:: STATED GOAL ::
Write the data out again, exactly as given.

:: THE INPUT ::
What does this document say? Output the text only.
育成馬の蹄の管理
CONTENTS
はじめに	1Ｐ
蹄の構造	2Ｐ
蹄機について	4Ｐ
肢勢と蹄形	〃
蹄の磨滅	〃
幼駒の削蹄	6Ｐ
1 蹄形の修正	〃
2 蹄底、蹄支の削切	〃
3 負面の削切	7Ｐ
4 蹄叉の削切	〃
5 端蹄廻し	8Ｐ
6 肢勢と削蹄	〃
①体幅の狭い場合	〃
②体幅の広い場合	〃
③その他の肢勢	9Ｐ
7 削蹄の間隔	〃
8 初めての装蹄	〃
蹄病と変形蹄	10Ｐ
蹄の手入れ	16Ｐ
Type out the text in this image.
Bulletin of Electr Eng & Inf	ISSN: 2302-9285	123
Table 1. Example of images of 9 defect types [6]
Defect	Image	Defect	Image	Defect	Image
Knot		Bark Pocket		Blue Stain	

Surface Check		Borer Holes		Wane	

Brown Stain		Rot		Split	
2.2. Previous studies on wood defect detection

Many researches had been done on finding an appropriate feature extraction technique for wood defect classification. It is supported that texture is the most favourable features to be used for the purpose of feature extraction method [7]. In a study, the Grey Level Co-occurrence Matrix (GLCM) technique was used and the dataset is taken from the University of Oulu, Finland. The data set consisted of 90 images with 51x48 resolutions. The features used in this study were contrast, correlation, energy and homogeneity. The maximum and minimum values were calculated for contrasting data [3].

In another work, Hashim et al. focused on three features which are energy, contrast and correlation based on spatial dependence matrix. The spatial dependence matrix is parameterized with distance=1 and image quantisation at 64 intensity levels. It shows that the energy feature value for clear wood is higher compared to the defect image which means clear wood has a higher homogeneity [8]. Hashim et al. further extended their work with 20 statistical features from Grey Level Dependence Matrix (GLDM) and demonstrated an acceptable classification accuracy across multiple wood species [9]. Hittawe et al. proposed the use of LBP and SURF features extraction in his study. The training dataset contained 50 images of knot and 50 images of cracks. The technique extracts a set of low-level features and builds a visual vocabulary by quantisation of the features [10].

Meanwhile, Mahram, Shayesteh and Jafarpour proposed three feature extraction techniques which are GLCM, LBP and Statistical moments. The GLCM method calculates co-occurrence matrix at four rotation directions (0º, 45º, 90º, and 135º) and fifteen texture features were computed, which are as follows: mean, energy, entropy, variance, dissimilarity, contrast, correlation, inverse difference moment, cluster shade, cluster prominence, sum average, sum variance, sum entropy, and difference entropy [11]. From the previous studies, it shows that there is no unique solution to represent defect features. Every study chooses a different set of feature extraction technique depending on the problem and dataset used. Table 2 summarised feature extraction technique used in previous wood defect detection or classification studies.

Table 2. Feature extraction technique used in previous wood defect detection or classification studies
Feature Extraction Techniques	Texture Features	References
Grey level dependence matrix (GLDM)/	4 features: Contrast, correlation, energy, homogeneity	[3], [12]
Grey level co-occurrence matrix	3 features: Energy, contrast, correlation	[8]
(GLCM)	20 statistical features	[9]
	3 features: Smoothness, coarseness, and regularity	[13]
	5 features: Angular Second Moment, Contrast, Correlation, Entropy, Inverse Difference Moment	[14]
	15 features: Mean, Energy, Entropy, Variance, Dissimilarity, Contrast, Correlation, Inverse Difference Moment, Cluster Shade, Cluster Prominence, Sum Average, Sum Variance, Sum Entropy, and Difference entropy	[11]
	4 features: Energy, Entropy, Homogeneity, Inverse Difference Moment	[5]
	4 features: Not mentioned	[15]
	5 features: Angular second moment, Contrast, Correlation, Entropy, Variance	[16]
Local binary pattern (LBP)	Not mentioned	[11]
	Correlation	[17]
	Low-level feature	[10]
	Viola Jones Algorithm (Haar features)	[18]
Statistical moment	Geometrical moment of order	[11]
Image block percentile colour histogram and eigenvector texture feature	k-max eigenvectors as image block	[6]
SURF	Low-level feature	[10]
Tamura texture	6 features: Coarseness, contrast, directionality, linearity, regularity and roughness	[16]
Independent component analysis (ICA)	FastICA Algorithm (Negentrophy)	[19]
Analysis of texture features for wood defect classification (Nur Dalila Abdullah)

:: WORKED ANSWER ::
What does this document say? Output the text only.
育成馬の蹄の管理
CONTENTS
はじめに	1Ｐ
蹄の構造	2Ｐ
蹄機について	4Ｐ
肢勢と蹄形	〃
蹄の磨滅	〃
幼駒の削蹄	6Ｐ
1 蹄形の修正	〃
2 蹄底、蹄支の削切	〃
3 負面の削切	7Ｐ
4 蹄叉の削切	〃
5 端蹄廻し	8Ｐ
6 肢勢と削蹄	〃
①体幅の狭い場合	〃
②体幅の広い場合	〃
③その他の肢勢	9Ｐ
7 削蹄の間隔	〃
8 初めての装蹄	〃
蹄病と変形蹄	10Ｐ
蹄の手入れ	16Ｐ
Type out the text in this image.
Bulletin of Electr Eng & Inf	ISSN: 2302-9285	123
Table 1. Example of images of 9 defect types [6]
Defect	Image	Defect	Image	Defect	Image
Knot		Bark Pocket		Blue Stain	

Surface Check		Borer Holes		Wane	

Brown Stain		Rot		Split	
2.2. Previous studies on wood defect detection

Many researches had been done on finding an appropriate feature extraction technique for wood defect classification. It is supported that texture is the most favourable features to be used for the purpose of feature extraction method [7]. In a study, the Grey Level Co-occurrence Matrix (GLCM) technique was used and the dataset is taken from the University of Oulu, Finland. The data set consisted of 90 images with 51x48 resolutions. The features used in this study were contrast, correlation, energy and homogeneity. The maximum and minimum values were calculated for contrasting data [3].

In another work, Hashim et al. focused on three features which are energy, contrast and correlation based on spatial dependence matrix. The spatial dependence matrix is parameterized with distance=1 and image quantisation at 64 intensity levels. It shows that the energy feature value for clear wood is higher compared to the defect image which means clear wood has a higher homogeneity [8]. Hashim et al. further extended their work with 20 statistical features from Grey Level Dependence Matrix (GLDM) and demonstrated an acceptable classification accuracy across multiple wood species [9]. Hittawe et al. proposed the use of LBP and SURF features extraction in his study. The training dataset contained 50 images of knot and 50 images of cracks. The technique extracts a set of low-level features and builds a visual vocabulary by quantisation of the features [10].

Meanwhile, Mahram, Shayesteh and Jafarpour proposed three feature extraction techniques which are GLCM, LBP and Statistical moments. The GLCM method calculates co-occurrence matrix at four rotation directions (0º, 45º, 90º, and 135º) and fifteen texture features were computed, which are as follows: mean, energy, entropy, variance, dissimilarity, contrast, correlation, inverse difference moment, cluster shade, cluster prominence, sum average, sum variance, sum entropy, and difference entropy [11]. From the previous studies, it shows that there is no unique solution to represent defect features. Every study chooses a different set of feature extraction technique depending on the problem and dataset used. Table 2 summarised feature extraction technique used in previous wood defect detection or classification studies.

Table 2. Feature extraction technique used in previous wood defect detection or classification studies
Feature Extraction Techniques	Texture Features	References
Grey level dependence matrix (GLDM)/	4 features: Contrast, correlation, energy, homogeneity	[3], [12]
Grey level co-occurrence matrix	3 features: Energy, contrast, correlation	[8]
(GLCM)	20 statistical features	[9]
	3 features: Smoothness, coarseness, and regularity	[13]
	5 features: Angular Second Moment, Contrast, Correlation, Entropy, Inverse Difference Moment	[14]
	15 features: Mean, Energy, Entropy, Variance, Dissimilarity, Contrast, Correlation, Inverse Difference Moment, Cluster Shade, Cluster Prominence, Sum Average, Sum Variance, Sum Entropy, and Difference entropy	[11]
	4 features: Energy, Entropy, Homogeneity, Inverse Difference Moment	[5]
	4 features: Not mentioned	[15]
	5 features: Angular second moment, Contrast, Correlation, Entropy, Variance	[16]
Local binary pattern (LBP)	Not mentioned	[11]
	Correlation	[17]
	Low-level feature	[10]
	Viola Jones Algorithm (Haar features)	[18]
Statistical moment	Geometrical moment of order	[11]
Image block percentile colour histogram and eigenvector texture feature	k-max eigenvectors as image block	[6]
SURF	Low-level feature	[10]
Tamura texture	6 features: Coarseness, contrast, directionality, linearity, regularity and roughness	[16]
Independent component analysis (ICA)	FastICA Algorithm (Negentrophy)	[19]
Analysis of texture features for wood defect classification (Nur Dalila Abdullah)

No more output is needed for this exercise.